» **Task directions**
Scan the lines below; pull out those with "Sold".

» **Entries**
──────────────────────────────
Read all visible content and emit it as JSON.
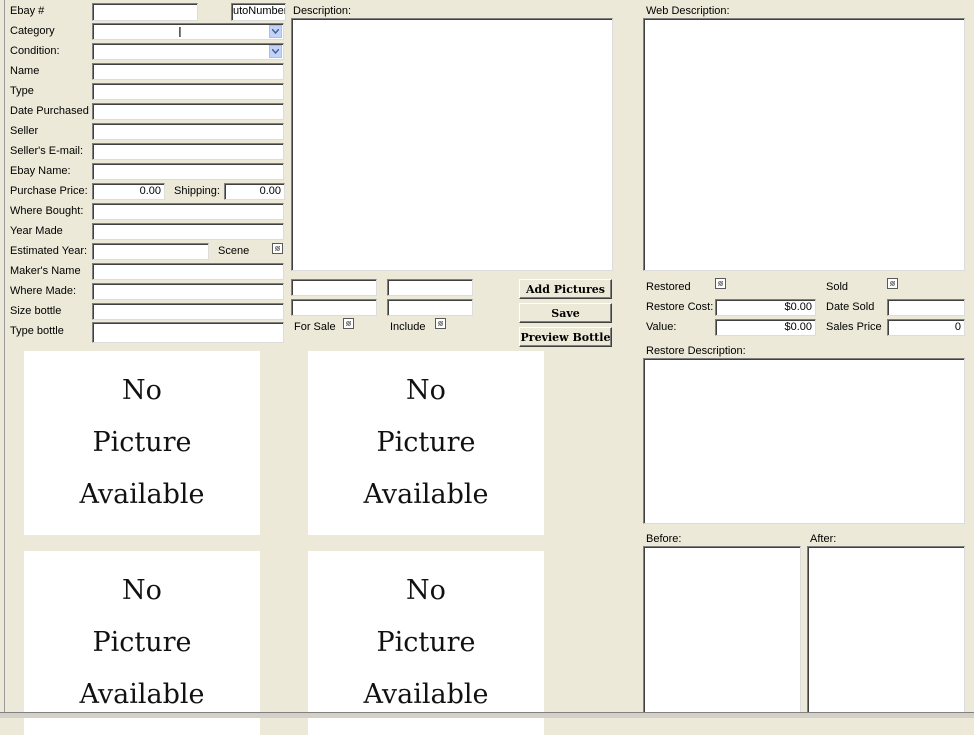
{
  "left_form": {
    "ebay_label": "Ebay #",
    "ebay_value": "",
    "autonumber": "utoNumber)",
    "category_label": "Category",
    "category_value": "",
    "condition_label": "Condition:",
    "condition_value": "",
    "name_label": "Name",
    "type_label": "Type",
    "date_purchased_label": "Date Purchased",
    "seller_label": "Seller",
    "seller_email_label": "Seller's E-mail:",
    "ebay_name_label": "Ebay Name:",
    "purchase_price_label": "Purchase Price:",
    "purchase_price_value": "0.00",
    "shipping_label": "Shipping:",
    "shipping_value": "0.00",
    "where_bought_label": "Where Bought:",
    "year_made_label": "Year Made",
    "estimated_year_label": "Estimated Year:",
    "scene_label": "Scene",
    "makers_name_label": "Maker's Name",
    "where_made_label": "Where Made:",
    "size_bottle_label": "Size bottle",
    "type_bottle_label": "Type bottle"
  },
  "middle": {
    "description_label": "Description:",
    "for_sale_label": "For Sale",
    "include_label": "Include",
    "add_pictures_button": "Add Pictures",
    "save_button": "Save",
    "preview_button": "Preview Bottle"
  },
  "pictures": [
    {
      "line1": "No",
      "line2": "Picture",
      "line3": "Available"
    },
    {
      "line1": "No",
      "line2": "Picture",
      "line3": "Available"
    },
    {
      "line1": "No",
      "line2": "Picture",
      "line3": "Available"
    },
    {
      "line1": "No",
      "line2": "Picture",
      "line3": "Available"
    }
  ],
  "right": {
    "web_description_label": "Web Description:",
    "restored_label": "Restored",
    "sold_label": "Sold",
    "restore_cost_label": "Restore Cost:",
    "restore_cost_value": "$0.00",
    "date_sold_label": "Date Sold",
    "value_label": "Value:",
    "value_value": "$0.00",
    "sales_price_label": "Sales Price",
    "sales_price_value": "0",
    "restore_description_label": "Restore Description:",
    "before_label": "Before:",
    "after_label": "After:"
  },
  "colors": {
    "background": "#ECE9D8",
    "combo_button": "#c1d3fb"
  }
}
──────────────────────────────
» **Result below**
    "sold_label": "Sold",
    "date_sold_label": "Date Sold",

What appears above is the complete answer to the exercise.